Deloitte Oy has informed the Company that in the event it is
elected, the key sustainability partner for the financial year 2024
will be Authorized Public Accountant (KHT) and Authorized
Sustainability Auditor (KRT) Marika Nevalainen; and for the
financial year 2025 Authorized Public Accountant (KHT) and
Authorized Sustainability Auditor (KRT) Jukka Vattulainen.
19. Authorization to the Board of Directors to resolve
to repurchase the Company’s own shares
The Board of Directors proposes that the Annual General Meeting
authorize the Board of Directors to resolve to repurchase a maximum
of 530 million shares, which corresponds to less than 10 percent of
the Company’s total number of shares. The repurchases under the
authorization are proposed to be carried out by using funds in the
unrestricted equity, as resolved by the Board of Directors, which
means that the repurchases will reduce the distributable funds of
the Company.
The price paid for the shares under the authorization shall be
based on the market price of Nokia share on the securities markets
on the date of the repurchase or a price otherwise formed in a
competitive process. Shares may be repurchased to be cancelled,
held to be reissued, transferred further or for other purposes
resolved by the Board of Directors. The Company may enter into
derivative, share lending or other arrangements customary in
capital market practice. The shares may be repurchased otherwise
than in proportion to the shares held by the shareholders (directed
repurchase). The Board shall resolve on all other matters related
to the repurchase of Nokia shares.
It is proposed that the authorization be effective until 2
October 2025 and terminate the authorization for repurchasing the
Company’s shares granted by the Annual General Meeting on 4 April
2023 to the extent that the Board has not previously resolved to
repurchase shares based on such authorization.

■ ■ ■ ■

(COMPLETE THE FOLLOWING)
A. From the annual general meeting proposal, list every purpose for which the shares may be repurchased.
B. Answer these from the annual general meeting proposal:
(i) Who will be the key sustainability partner for the financial year 2024?
(ii) What is the maximum number of shares the Board could resolve to repurchase?
(iii) Until what date is the repurchase authorization proposed to be effective?

(RECORDS SHOWN)

■ ■ ■ ■

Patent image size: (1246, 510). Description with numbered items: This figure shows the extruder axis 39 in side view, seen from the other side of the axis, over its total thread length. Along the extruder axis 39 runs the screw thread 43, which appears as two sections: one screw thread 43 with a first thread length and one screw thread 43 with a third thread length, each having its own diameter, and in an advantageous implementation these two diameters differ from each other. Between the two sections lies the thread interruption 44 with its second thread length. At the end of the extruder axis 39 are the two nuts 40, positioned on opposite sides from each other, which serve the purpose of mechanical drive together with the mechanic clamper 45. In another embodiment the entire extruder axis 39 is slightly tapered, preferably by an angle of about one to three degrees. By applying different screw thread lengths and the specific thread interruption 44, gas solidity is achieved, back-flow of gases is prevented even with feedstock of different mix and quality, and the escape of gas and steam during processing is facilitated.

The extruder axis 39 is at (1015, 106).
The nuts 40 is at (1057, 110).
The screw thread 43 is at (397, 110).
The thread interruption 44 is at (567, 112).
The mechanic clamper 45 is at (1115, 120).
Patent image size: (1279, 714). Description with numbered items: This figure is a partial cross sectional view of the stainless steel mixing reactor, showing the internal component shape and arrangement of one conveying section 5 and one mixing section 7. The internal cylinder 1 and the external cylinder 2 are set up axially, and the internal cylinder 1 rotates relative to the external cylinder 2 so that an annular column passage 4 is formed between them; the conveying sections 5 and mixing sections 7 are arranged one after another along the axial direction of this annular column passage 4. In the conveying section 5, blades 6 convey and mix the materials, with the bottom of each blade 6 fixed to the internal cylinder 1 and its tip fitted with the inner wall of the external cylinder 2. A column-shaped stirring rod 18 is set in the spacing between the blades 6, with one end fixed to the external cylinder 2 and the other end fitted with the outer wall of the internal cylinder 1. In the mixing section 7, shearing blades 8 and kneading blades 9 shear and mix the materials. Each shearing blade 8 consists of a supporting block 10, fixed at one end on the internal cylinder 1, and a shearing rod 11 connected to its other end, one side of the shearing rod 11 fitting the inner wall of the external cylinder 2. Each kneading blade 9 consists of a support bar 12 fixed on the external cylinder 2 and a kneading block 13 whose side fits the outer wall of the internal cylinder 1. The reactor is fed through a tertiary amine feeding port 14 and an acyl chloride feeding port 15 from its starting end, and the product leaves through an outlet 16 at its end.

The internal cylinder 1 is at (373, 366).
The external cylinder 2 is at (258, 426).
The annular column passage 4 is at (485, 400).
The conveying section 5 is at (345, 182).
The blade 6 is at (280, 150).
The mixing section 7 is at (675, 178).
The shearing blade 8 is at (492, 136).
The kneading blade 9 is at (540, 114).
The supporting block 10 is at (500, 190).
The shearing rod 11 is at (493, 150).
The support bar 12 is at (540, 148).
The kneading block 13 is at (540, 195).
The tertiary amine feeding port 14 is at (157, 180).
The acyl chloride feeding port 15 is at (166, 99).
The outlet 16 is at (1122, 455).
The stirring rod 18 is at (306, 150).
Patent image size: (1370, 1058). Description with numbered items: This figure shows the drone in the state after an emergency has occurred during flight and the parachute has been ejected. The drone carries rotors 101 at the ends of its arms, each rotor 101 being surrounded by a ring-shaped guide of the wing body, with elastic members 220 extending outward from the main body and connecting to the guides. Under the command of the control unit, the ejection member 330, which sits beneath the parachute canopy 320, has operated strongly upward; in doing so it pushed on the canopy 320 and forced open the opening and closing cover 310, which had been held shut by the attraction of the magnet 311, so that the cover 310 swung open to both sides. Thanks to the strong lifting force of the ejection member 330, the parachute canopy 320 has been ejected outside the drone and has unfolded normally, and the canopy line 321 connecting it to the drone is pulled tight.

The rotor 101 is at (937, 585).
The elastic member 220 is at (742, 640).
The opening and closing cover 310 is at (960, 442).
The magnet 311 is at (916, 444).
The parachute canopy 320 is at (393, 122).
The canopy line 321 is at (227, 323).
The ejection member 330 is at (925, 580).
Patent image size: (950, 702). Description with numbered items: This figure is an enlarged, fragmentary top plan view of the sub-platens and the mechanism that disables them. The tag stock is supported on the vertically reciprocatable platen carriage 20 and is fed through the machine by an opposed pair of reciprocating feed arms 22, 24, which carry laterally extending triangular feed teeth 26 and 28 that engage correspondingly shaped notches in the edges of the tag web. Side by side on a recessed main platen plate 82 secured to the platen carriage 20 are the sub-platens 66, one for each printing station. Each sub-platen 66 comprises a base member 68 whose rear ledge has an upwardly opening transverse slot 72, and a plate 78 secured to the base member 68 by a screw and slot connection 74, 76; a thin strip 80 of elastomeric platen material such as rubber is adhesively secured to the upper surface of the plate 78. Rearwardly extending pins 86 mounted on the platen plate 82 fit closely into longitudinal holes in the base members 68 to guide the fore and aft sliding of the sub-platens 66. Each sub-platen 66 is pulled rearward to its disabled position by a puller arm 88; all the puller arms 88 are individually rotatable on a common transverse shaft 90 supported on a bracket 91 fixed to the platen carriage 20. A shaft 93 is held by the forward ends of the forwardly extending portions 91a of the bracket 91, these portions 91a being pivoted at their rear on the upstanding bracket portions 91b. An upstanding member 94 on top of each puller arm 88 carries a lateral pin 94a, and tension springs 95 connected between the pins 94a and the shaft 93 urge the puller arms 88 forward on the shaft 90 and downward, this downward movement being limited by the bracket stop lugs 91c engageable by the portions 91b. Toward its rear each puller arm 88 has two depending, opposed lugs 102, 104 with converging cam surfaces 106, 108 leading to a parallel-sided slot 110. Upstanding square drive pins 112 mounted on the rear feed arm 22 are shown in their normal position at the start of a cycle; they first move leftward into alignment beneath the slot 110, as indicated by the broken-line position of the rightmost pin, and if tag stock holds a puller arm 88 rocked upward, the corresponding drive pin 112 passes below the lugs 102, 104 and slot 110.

■ ■ ■ ■

(ANSWERS)
A.
- To be cancelled
- To be held to be reissued
- To be transferred further
- For other purposes resolved by the Board of Directors

B.
(i) Marika Nevalainen
(ii) 530 million shares
(iii) 2 October 2025